EXERCISE DIRECTIONS:
Copy out every line of the data below word for word, omitting the pictures.

☆ ☆ ☆ ☆ ☆ ☆ ☆

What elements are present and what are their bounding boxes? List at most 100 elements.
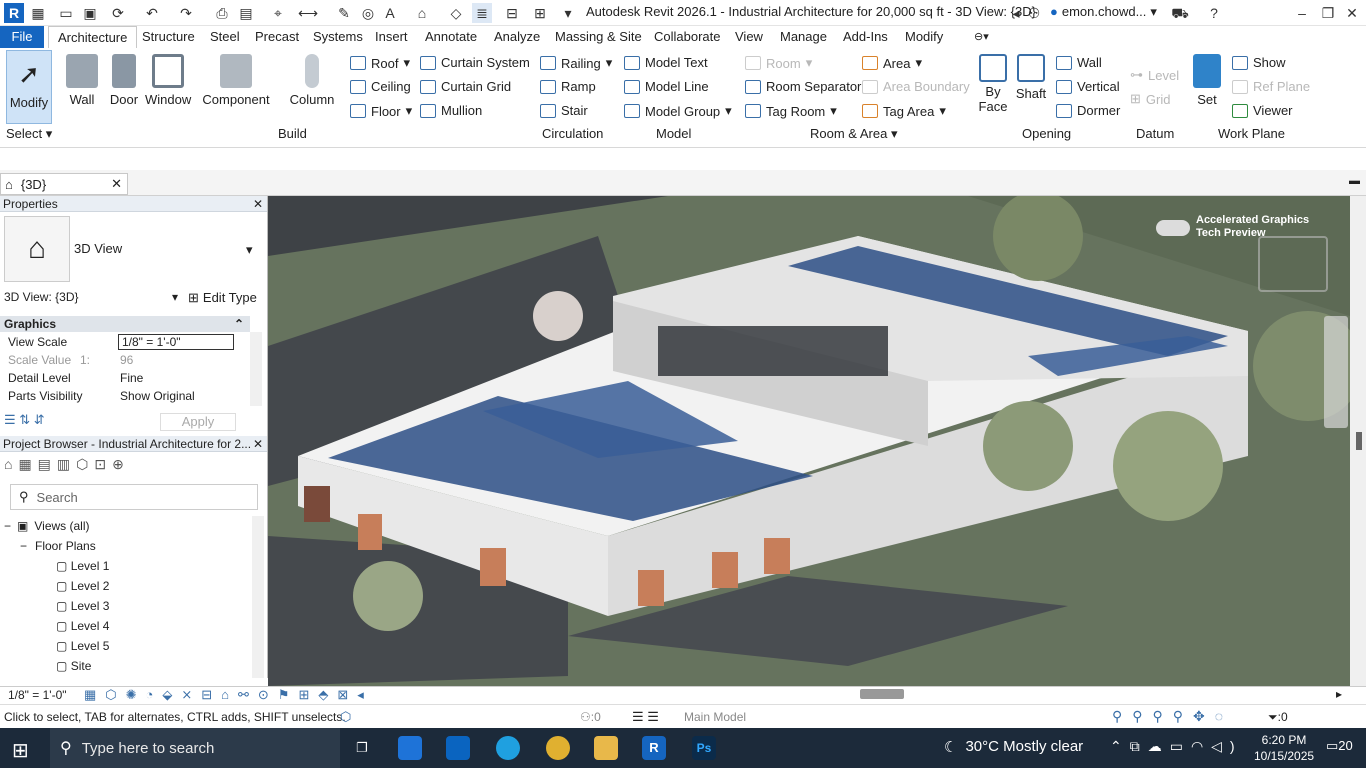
apply-button[interactable]: Apply xyxy=(160,413,236,431)
railing-button[interactable]: Railing ▾ xyxy=(540,55,612,71)
filter-count[interactable]: ⏷:0 xyxy=(1268,710,1288,725)
tree-item[interactable]: ▢ Level 4 xyxy=(56,619,109,633)
selection-options-icons[interactable]: ⚲⚲⚲⚲✥◌ xyxy=(1112,708,1233,725)
design-options-icon[interactable]: ☰ ☰ xyxy=(632,709,659,725)
chrome-icon[interactable] xyxy=(546,736,570,760)
edge-icon[interactable] xyxy=(496,736,520,760)
curtain-system-button[interactable]: Curtain System xyxy=(420,55,530,70)
tab-analyze[interactable]: Analyze xyxy=(494,28,540,46)
taskbar-search[interactable]: ⚲ Type here to search xyxy=(50,728,340,768)
dimension-icon[interactable]: ⟷ xyxy=(298,3,318,23)
3d-view-icon[interactable]: ⌂ xyxy=(412,3,432,23)
tray-icons[interactable]: ⌃⧉☁▭◠◁) xyxy=(1110,738,1243,755)
prop-row[interactable]: Parts Visibility Show Original xyxy=(0,387,250,405)
tab-modify[interactable]: Modify xyxy=(905,28,943,46)
outlook-icon[interactable] xyxy=(446,736,470,760)
3d-viewport[interactable]: Accelerated Graphics Tech Preview xyxy=(268,196,1350,686)
notifications[interactable]: ▭20 xyxy=(1326,738,1353,754)
viewcube[interactable] xyxy=(1258,236,1328,292)
tab-steel[interactable]: Steel xyxy=(210,28,240,46)
grid-button[interactable]: ⊞ Grid xyxy=(1130,91,1170,107)
properties-filter-icon[interactable]: ☰ ⇅ ⇵ xyxy=(4,412,45,428)
help-icon[interactable]: ? xyxy=(1204,3,1224,23)
mullion-button[interactable]: Mullion xyxy=(420,103,482,118)
undo-icon[interactable]: ↶ xyxy=(142,3,162,23)
tag-area-button[interactable]: Tag Area ▾ xyxy=(862,103,946,119)
type-dropdown-icon[interactable]: ▾ xyxy=(246,242,253,258)
tab-insert[interactable]: Insert xyxy=(375,28,408,46)
close-tab-icon[interactable]: ✕ xyxy=(111,176,122,192)
worksharing-icon[interactable]: ⬡ xyxy=(340,709,351,725)
instance-selector[interactable]: 3D View: {3D} ▾ xyxy=(4,290,184,304)
revit-logo-icon[interactable]: R xyxy=(4,3,24,23)
ribbon-toggle-icon[interactable]: ⊖▾ xyxy=(974,28,989,46)
area-button[interactable]: Area ▾ xyxy=(862,55,922,71)
level-button[interactable]: ⊶ Level xyxy=(1130,67,1179,83)
model-group-button[interactable]: Model Group ▾ xyxy=(624,103,732,119)
user-account[interactable]: ● emon.chowd... ▾ xyxy=(1050,4,1157,20)
wall-button[interactable]: Wall xyxy=(64,54,100,107)
horizontal-scroll-thumb[interactable] xyxy=(860,689,904,699)
by-face-button[interactable]: By Face xyxy=(976,54,1010,114)
home-icon[interactable]: ▦ xyxy=(28,3,48,23)
shaft-button[interactable]: Shaft xyxy=(1014,54,1048,101)
scroll-right-icon[interactable]: ▸ xyxy=(1336,687,1342,701)
close-icon[interactable]: ✕ xyxy=(253,436,263,452)
redo-icon[interactable]: ↷ xyxy=(176,3,196,23)
curtain-grid-button[interactable]: Curtain Grid xyxy=(420,79,511,94)
vertical-button[interactable]: Vertical xyxy=(1056,79,1120,94)
photoshop-icon[interactable]: Ps xyxy=(692,736,716,760)
view-scale-input[interactable]: 1/8" = 1'-0" xyxy=(118,334,234,350)
browser-scrollbar[interactable] xyxy=(252,516,264,678)
save-icon[interactable]: ▣ xyxy=(80,3,100,23)
stair-button[interactable]: Stair xyxy=(540,103,588,118)
close-icon[interactable]: ✕ xyxy=(1342,3,1362,23)
open-icon[interactable]: ▭ xyxy=(56,3,76,23)
tag-room-button[interactable]: Tag Room ▾ xyxy=(745,103,837,119)
print-icon[interactable]: ⎙ xyxy=(212,3,232,23)
close-icon[interactable]: ✕ xyxy=(253,196,263,212)
set-button[interactable]: Set xyxy=(1190,54,1224,107)
active-model[interactable]: Main Model xyxy=(684,710,746,724)
tree-item[interactable]: ▢ Site xyxy=(56,659,91,673)
roof-button[interactable]: Roof ▾ xyxy=(350,55,410,71)
text-icon[interactable]: A xyxy=(380,3,400,23)
tab-list-icon[interactable]: ▬ xyxy=(1349,175,1360,187)
tree-item[interactable]: ▢ Level 5 xyxy=(56,639,109,653)
edit-type-button[interactable]: ⊞ Edit Type xyxy=(188,290,257,306)
customize-qat-icon[interactable]: ▾ xyxy=(558,3,578,23)
tree-root[interactable]: − ▣ Views (all) xyxy=(4,519,89,533)
window-button[interactable]: Window xyxy=(145,54,191,107)
door-button[interactable]: Door xyxy=(106,54,142,107)
tab-add-ins[interactable]: Add-Ins xyxy=(843,28,888,46)
browser-toolbar-icons[interactable]: ⌂▦▤▥⬡⊡⊕ xyxy=(4,456,130,473)
task-view-icon[interactable]: ❐ xyxy=(350,736,374,760)
browser-search[interactable]: ⚲ Search xyxy=(10,484,258,510)
tree-floor-plans[interactable]: − Floor Plans xyxy=(20,539,96,553)
file-explorer-icon[interactable] xyxy=(594,736,618,760)
clock[interactable]: 6:20 PM 10/15/2025 xyxy=(1254,732,1314,764)
revit-taskbar-icon[interactable]: R xyxy=(642,736,666,760)
cart-icon[interactable]: ⛟ xyxy=(1170,3,1190,23)
room-separator-button[interactable]: Room Separator xyxy=(745,79,861,94)
opening-wall-button[interactable]: Wall xyxy=(1056,55,1102,70)
navigation-bar[interactable] xyxy=(1324,316,1348,428)
properties-scrollbar[interactable] xyxy=(250,332,262,406)
tab-architecture[interactable]: Architecture xyxy=(48,26,138,48)
scroll-thumb[interactable] xyxy=(1356,432,1362,450)
component-button[interactable]: Component xyxy=(200,54,272,107)
chevron-left-icon[interactable]: ◂ xyxy=(1006,3,1026,23)
section-icon[interactable]: ◇ xyxy=(446,3,466,23)
area-boundary-button[interactable]: Area Boundary xyxy=(862,79,970,94)
tree-item[interactable]: ▢ Level 1 xyxy=(56,559,109,573)
model-text-button[interactable]: Model Text xyxy=(624,55,708,70)
tab-collaborate[interactable]: Collaborate xyxy=(654,28,721,46)
tree-item[interactable]: ▢ Level 3 xyxy=(56,599,109,613)
accelerated-graphics-toggle[interactable] xyxy=(1156,220,1190,236)
view-scale-display[interactable]: 1/8" = 1'-0" xyxy=(8,688,67,702)
tag-icon[interactable]: ✎ xyxy=(334,3,354,23)
tree-item[interactable]: ▢ Level 2 xyxy=(56,579,109,593)
tab-structure[interactable]: Structure xyxy=(142,28,195,46)
column-button[interactable]: Column xyxy=(286,54,338,107)
measure-icon[interactable]: ⌖ xyxy=(268,3,288,23)
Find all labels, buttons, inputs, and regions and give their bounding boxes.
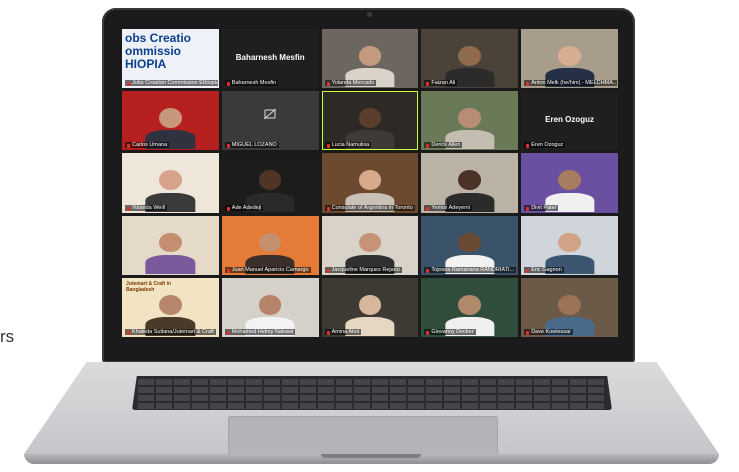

☆ ☆ ☆ ☆ ☆ ☆ ☆

RESPONSE FOR THIS EXERCISE:
What elements are present and what are their bounding boxes? List at most 100 elements.
apply-button[interactable]: Apply xyxy=(160,413,236,431)
railing-button[interactable]: Railing ▾ xyxy=(540,55,612,71)
filter-count[interactable]: ⏷:0 xyxy=(1268,710,1288,725)
tree-item[interactable]: ▢ Level 4 xyxy=(56,619,109,633)
selection-options-icons[interactable]: ⚲⚲⚲⚲✥◌ xyxy=(1112,708,1233,725)
design-options-icon[interactable]: ☰ ☰ xyxy=(632,709,659,725)
chrome-icon[interactable] xyxy=(546,736,570,760)
edge-icon[interactable] xyxy=(496,736,520,760)
curtain-system-button[interactable]: Curtain System xyxy=(420,55,530,70)
tab-analyze[interactable]: Analyze xyxy=(494,28,540,46)
taskbar-search[interactable]: ⚲ Type here to search xyxy=(50,728,340,768)
dimension-icon[interactable]: ⟷ xyxy=(298,3,318,23)
3d-view-icon[interactable]: ⌂ xyxy=(412,3,432,23)
tray-icons[interactable]: ⌃⧉☁▭◠◁) xyxy=(1110,738,1243,755)
prop-row[interactable]: Parts Visibility Show Original xyxy=(0,387,250,405)
tab-modify[interactable]: Modify xyxy=(905,28,943,46)
outlook-icon[interactable] xyxy=(446,736,470,760)
3d-viewport[interactable]: Accelerated Graphics Tech Preview xyxy=(268,196,1350,686)
notifications[interactable]: ▭20 xyxy=(1326,738,1353,754)
viewcube[interactable] xyxy=(1258,236,1328,292)
tab-steel[interactable]: Steel xyxy=(210,28,240,46)
grid-button[interactable]: ⊞ Grid xyxy=(1130,91,1170,107)
properties-filter-icon[interactable]: ☰ ⇅ ⇵ xyxy=(4,412,45,428)
help-icon[interactable]: ? xyxy=(1204,3,1224,23)
mullion-button[interactable]: Mullion xyxy=(420,103,482,118)
undo-icon[interactable]: ↶ xyxy=(142,3,162,23)
tag-area-button[interactable]: Tag Area ▾ xyxy=(862,103,946,119)
type-dropdown-icon[interactable]: ▾ xyxy=(246,242,253,258)
tab-insert[interactable]: Insert xyxy=(375,28,408,46)
close-tab-icon[interactable]: ✕ xyxy=(111,176,122,192)
worksharing-icon[interactable]: ⬡ xyxy=(340,709,351,725)
instance-selector[interactable]: 3D View: {3D} ▾ xyxy=(4,290,184,304)
revit-logo-icon[interactable]: R xyxy=(4,3,24,23)
ribbon-toggle-icon[interactable]: ⊖▾ xyxy=(974,28,989,46)
area-button[interactable]: Area ▾ xyxy=(862,55,922,71)
level-button[interactable]: ⊶ Level xyxy=(1130,67,1179,83)
model-group-button[interactable]: Model Group ▾ xyxy=(624,103,732,119)
user-account[interactable]: ● emon.chowd... ▾ xyxy=(1050,4,1157,20)
wall-button[interactable]: Wall xyxy=(64,54,100,107)
horizontal-scroll-thumb[interactable] xyxy=(860,689,904,699)
by-face-button[interactable]: By Face xyxy=(976,54,1010,114)
home-icon[interactable]: ▦ xyxy=(28,3,48,23)
shaft-button[interactable]: Shaft xyxy=(1014,54,1048,101)
scroll-right-icon[interactable]: ▸ xyxy=(1336,687,1342,701)
close-icon[interactable]: ✕ xyxy=(253,436,263,452)
redo-icon[interactable]: ↷ xyxy=(176,3,196,23)
curtain-grid-button[interactable]: Curtain Grid xyxy=(420,79,511,94)
vertical-button[interactable]: Vertical xyxy=(1056,79,1120,94)
photoshop-icon[interactable]: Ps xyxy=(692,736,716,760)
view-scale-input[interactable]: 1/8" = 1'-0" xyxy=(118,334,234,350)
browser-scrollbar[interactable] xyxy=(252,516,264,678)
save-icon[interactable]: ▣ xyxy=(80,3,100,23)
stair-button[interactable]: Stair xyxy=(540,103,588,118)
close-icon[interactable]: ✕ xyxy=(1342,3,1362,23)
open-icon[interactable]: ▭ xyxy=(56,3,76,23)
tag-room-button[interactable]: Tag Room ▾ xyxy=(745,103,837,119)
print-icon[interactable]: ⎙ xyxy=(212,3,232,23)
close-icon[interactable]: ✕ xyxy=(253,196,263,212)
set-button[interactable]: Set xyxy=(1190,54,1224,107)
active-model[interactable]: Main Model xyxy=(684,710,746,724)
tree-item[interactable]: ▢ Site xyxy=(56,659,91,673)
roof-button[interactable]: Roof ▾ xyxy=(350,55,410,71)
text-icon[interactable]: A xyxy=(380,3,400,23)
tab-list-icon[interactable]: ▬ xyxy=(1349,175,1360,187)
tree-item[interactable]: ▢ Level 5 xyxy=(56,639,109,653)
edit-type-button[interactable]: ⊞ Edit Type xyxy=(188,290,257,306)
customize-qat-icon[interactable]: ▾ xyxy=(558,3,578,23)
tree-root[interactable]: − ▣ Views (all) xyxy=(4,519,89,533)
window-button[interactable]: Window xyxy=(145,54,191,107)
door-button[interactable]: Door xyxy=(106,54,142,107)
tab-add-ins[interactable]: Add-Ins xyxy=(843,28,888,46)
browser-toolbar-icons[interactable]: ⌂▦▤▥⬡⊡⊕ xyxy=(4,456,130,473)
task-view-icon[interactable]: ❐ xyxy=(350,736,374,760)
browser-search[interactable]: ⚲ Search xyxy=(10,484,258,510)
tree-floor-plans[interactable]: − Floor Plans xyxy=(20,539,96,553)
file-explorer-icon[interactable] xyxy=(594,736,618,760)
clock[interactable]: 6:20 PM 10/15/2025 xyxy=(1254,732,1314,764)
revit-taskbar-icon[interactable]: R xyxy=(642,736,666,760)
cart-icon[interactable]: ⛟ xyxy=(1170,3,1190,23)
room-separator-button[interactable]: Room Separator xyxy=(745,79,861,94)
opening-wall-button[interactable]: Wall xyxy=(1056,55,1102,70)
navigation-bar[interactable] xyxy=(1324,316,1348,428)
properties-scrollbar[interactable] xyxy=(250,332,262,406)
tab-architecture[interactable]: Architecture xyxy=(48,26,138,48)
scroll-thumb[interactable] xyxy=(1356,432,1362,450)
component-button[interactable]: Component xyxy=(200,54,272,107)
chevron-left-icon[interactable]: ◂ xyxy=(1006,3,1026,23)
section-icon[interactable]: ◇ xyxy=(446,3,466,23)
area-boundary-button[interactable]: Area Boundary xyxy=(862,79,970,94)
tree-item[interactable]: ▢ Level 1 xyxy=(56,559,109,573)
model-text-button[interactable]: Model Text xyxy=(624,55,708,70)
tab-collaborate[interactable]: Collaborate xyxy=(654,28,721,46)
tree-item[interactable]: ▢ Level 3 xyxy=(56,599,109,613)
accelerated-graphics-toggle[interactable] xyxy=(1156,220,1190,236)
view-scale-display[interactable]: 1/8" = 1'-0" xyxy=(8,688,67,702)
tag-icon[interactable]: ✎ xyxy=(334,3,354,23)
tree-item[interactable]: ▢ Level 2 xyxy=(56,579,109,593)
tab-structure[interactable]: Structure xyxy=(142,28,195,46)
column-button[interactable]: Column xyxy=(286,54,338,107)
measure-icon[interactable]: ⌖ xyxy=(268,3,288,23)
Find all labels, buttons, inputs, and regions and give their bounding boxes.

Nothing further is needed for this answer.